**INSTRUCTIONS TO FOLLOW:** Find the lines that contain the word "right" and copy each one.

____

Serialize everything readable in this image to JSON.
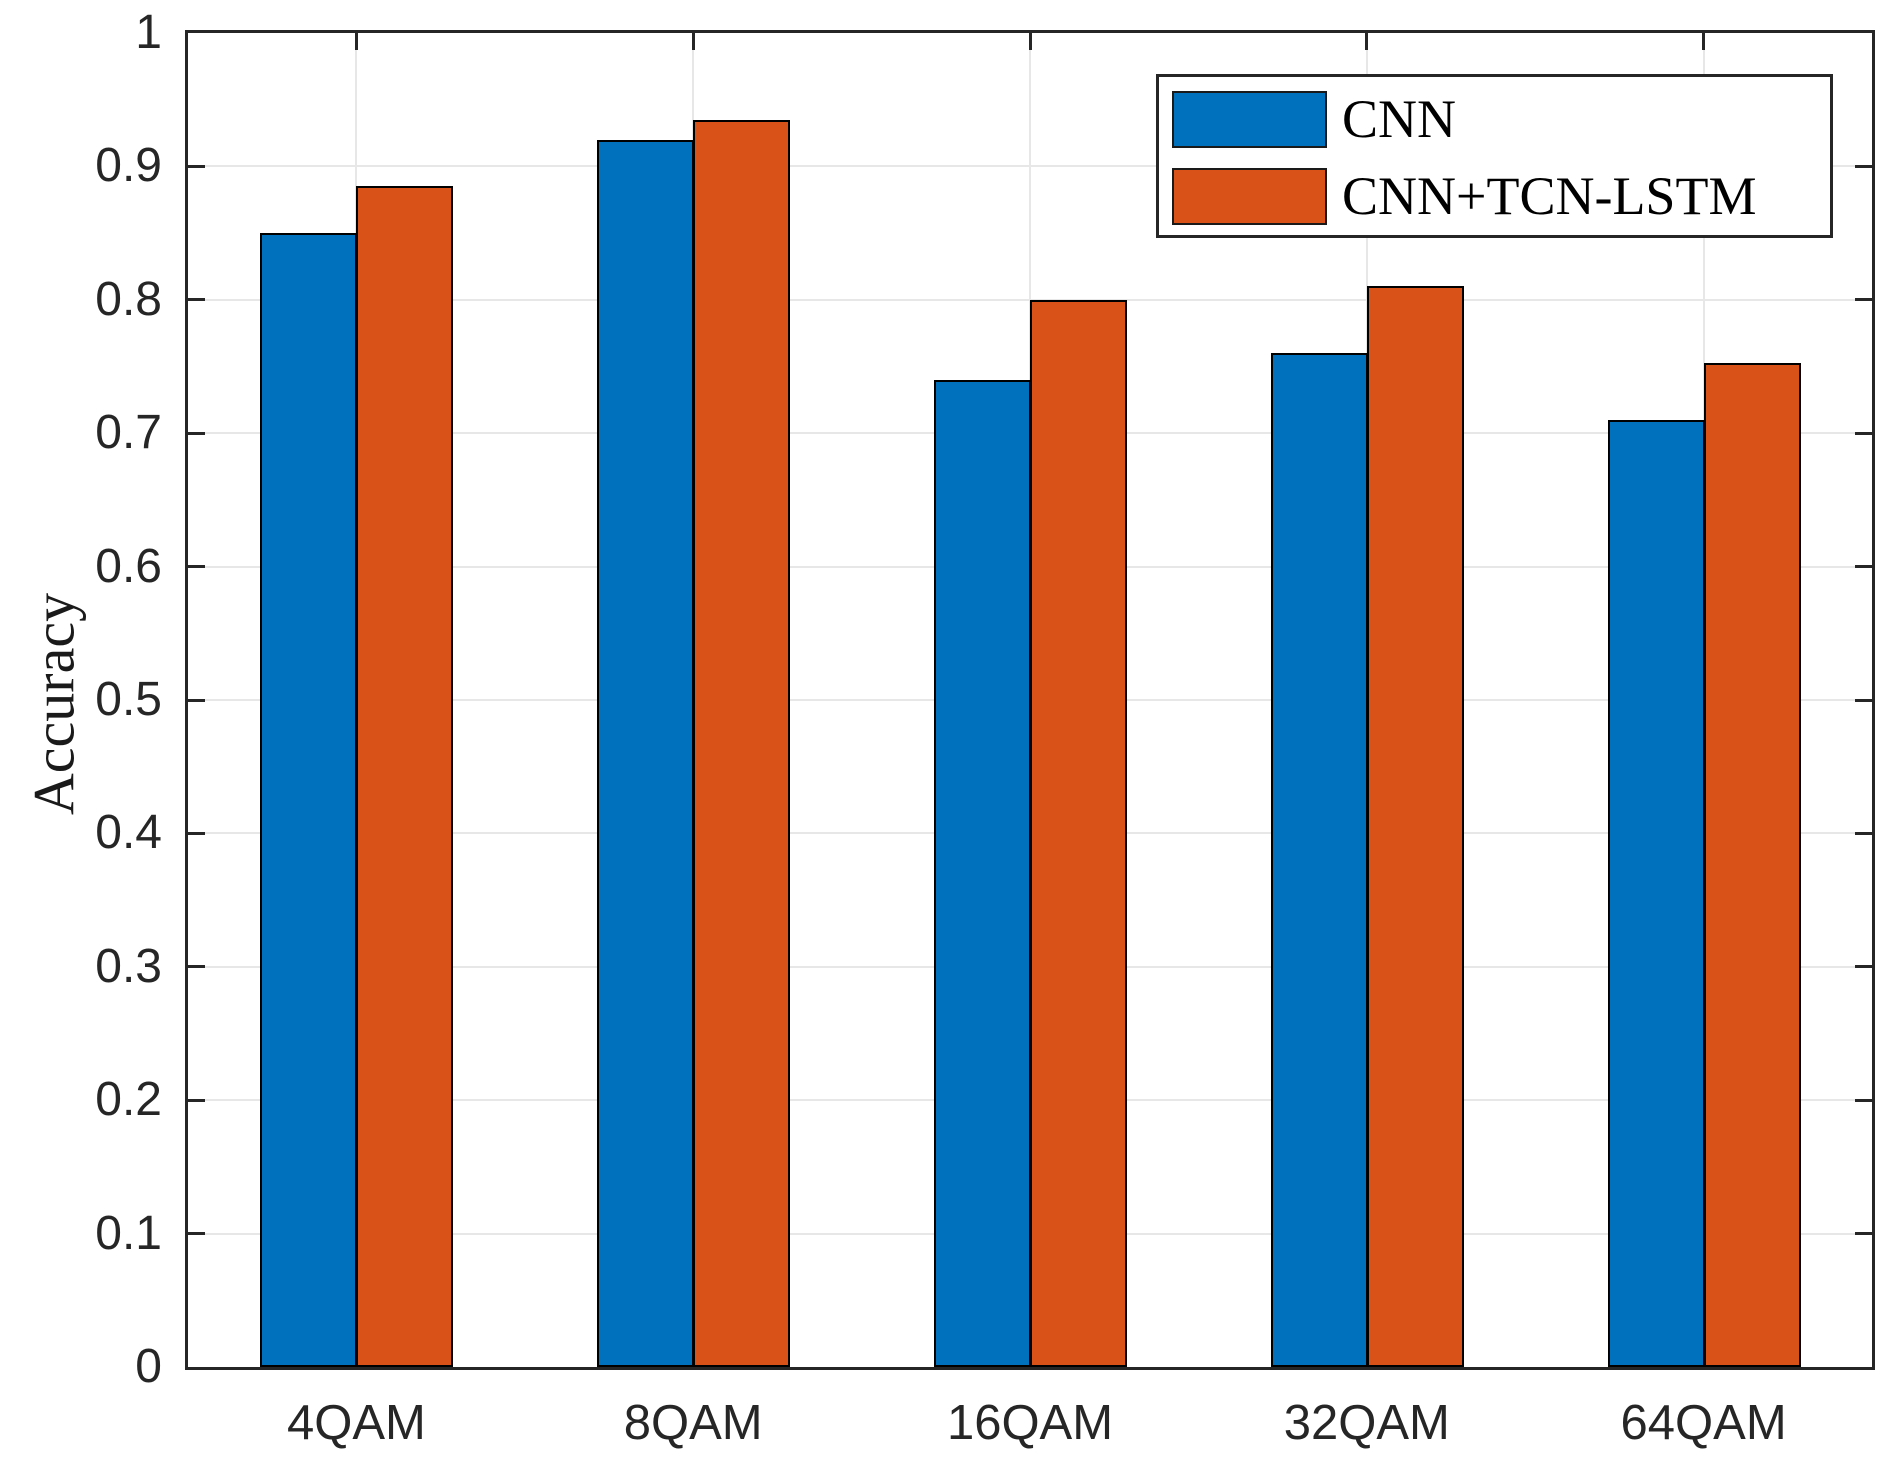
{
  "figure": {
    "background_color": "#ffffff",
    "axis_color": "#262626",
    "grid_color": "#e7e7e7",
    "bar_edge_color": "#000000",
    "text_color": "#262626"
  },
  "axes": {
    "ylabel": "Accuracy",
    "yticks": [
      0,
      0.1,
      0.2,
      0.3,
      0.4,
      0.5,
      0.6,
      0.7,
      0.8,
      0.9,
      1
    ],
    "ytick_labels": [
      "0",
      "0.1",
      "0.2",
      "0.3",
      "0.4",
      "0.5",
      "0.6",
      "0.7",
      "0.8",
      "0.9",
      "1"
    ]
  },
  "legend": {
    "position": "top-right",
    "items": [
      {
        "label": "CNN",
        "color": "#0072BD"
      },
      {
        "label": "CNN+TCN-LSTM",
        "color": "#D95319"
      }
    ]
  },
  "chart_data": {
    "type": "bar",
    "categories": [
      "4QAM",
      "8QAM",
      "16QAM",
      "32QAM",
      "64QAM"
    ],
    "series": [
      {
        "name": "CNN",
        "color": "#0072BD",
        "values": [
          0.85,
          0.92,
          0.74,
          0.76,
          0.71
        ]
      },
      {
        "name": "CNN+TCN-LSTM",
        "color": "#D95319",
        "values": [
          0.885,
          0.935,
          0.8,
          0.81,
          0.753
        ]
      }
    ],
    "title": "",
    "xlabel": "",
    "ylabel": "Accuracy",
    "ylim": [
      0,
      1
    ],
    "grid": true,
    "legend_position": "top-right"
  }
}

____

**WRITTEN RESPONSE:**
    "position": "top-right",
    "legend_position": "top-right"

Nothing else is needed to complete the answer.